PROBLEM:
In your copy, leave out the pictures and repeat the entries below exactly.

## BEGIN

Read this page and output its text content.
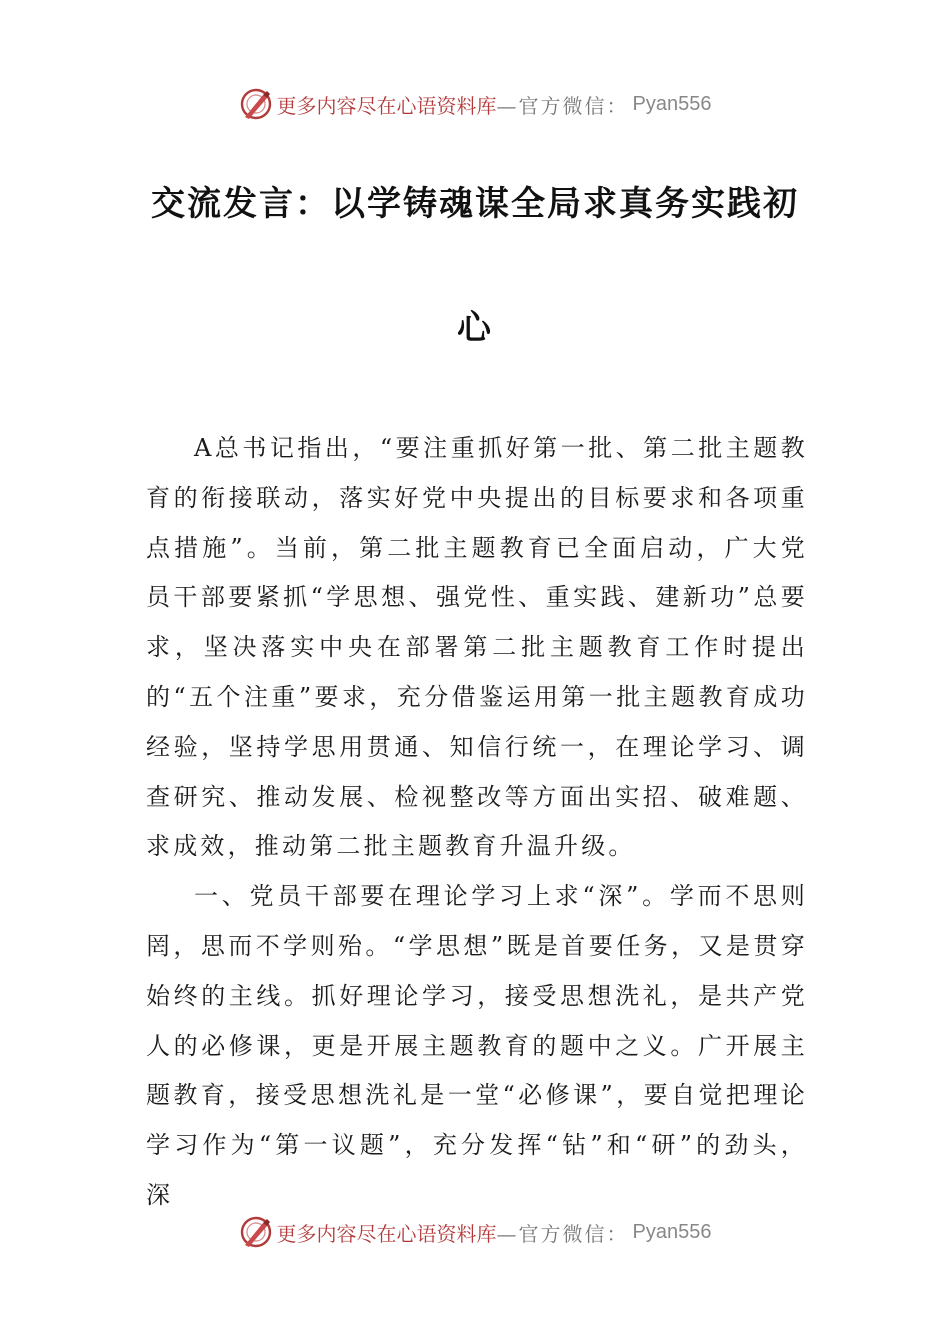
更多内容尽在心语资料库 —官方微信： Pyan556
交流发言：以学铸魂谋全局求真务实践初
心

A总书记指出，“要注重抓好第一批、第二批主题教育的衔接联动，落实好党中央提出的目标要求和各项重点措施”。当前，第二批主题教育已全面启动，广大党员干部要紧抓“学思想、强党性、重实践、建新功”总要求，坚决落实中央在部署第二批主题教育工作时提出的“五个注重”要求，充分借鉴运用第一批主题教育成功经验，坚持学思用贯通、知信行统一，在理论学习、调查研究、推动发展、检视整改等方面出实招、破难题、求成效，推动第二批主题教育升温升级。

一、党员干部要在理论学习上求“深”。学而不思则罔，思而不学则殆。“学思想”既是首要任务，又是贯穿始终的主线。抓好理论学习，接受思想洗礼，是共产党人的必修课，更是开展主题教育的题中之义。广开展主题教育，接受思想洗礼是一堂“必修课”，要自觉把理论学习作为“第一议题”，充分发挥“钻”和“研”的劲头，深

更多内容尽在心语资料库 —官方微信： Pyan556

## END

COMPLETE OUTPUT:
Read this page and output its text content.
更多内容尽在心语资料库 —官方微信： Pyan556
交流发言：以学铸魂谋全局求真务实践初
心

A总书记指出，“要注重抓好第一批、第二批主题教育的衔接联动，落实好党中央提出的目标要求和各项重点措施”。当前，第二批主题教育已全面启动，广大党员干部要紧抓“学思想、强党性、重实践、建新功”总要求，坚决落实中央在部署第二批主题教育工作时提出的“五个注重”要求，充分借鉴运用第一批主题教育成功经验，坚持学思用贯通、知信行统一，在理论学习、调查研究、推动发展、检视整改等方面出实招、破难题、求成效，推动第二批主题教育升温升级。

一、党员干部要在理论学习上求“深”。学而不思则罔，思而不学则殆。“学思想”既是首要任务，又是贯穿始终的主线。抓好理论学习，接受思想洗礼，是共产党人的必修课，更是开展主题教育的题中之义。广开展主题教育，接受思想洗礼是一堂“必修课”，要自觉把理论学习作为“第一议题”，充分发挥“钻”和“研”的劲头，深

更多内容尽在心语资料库 —官方微信： Pyan556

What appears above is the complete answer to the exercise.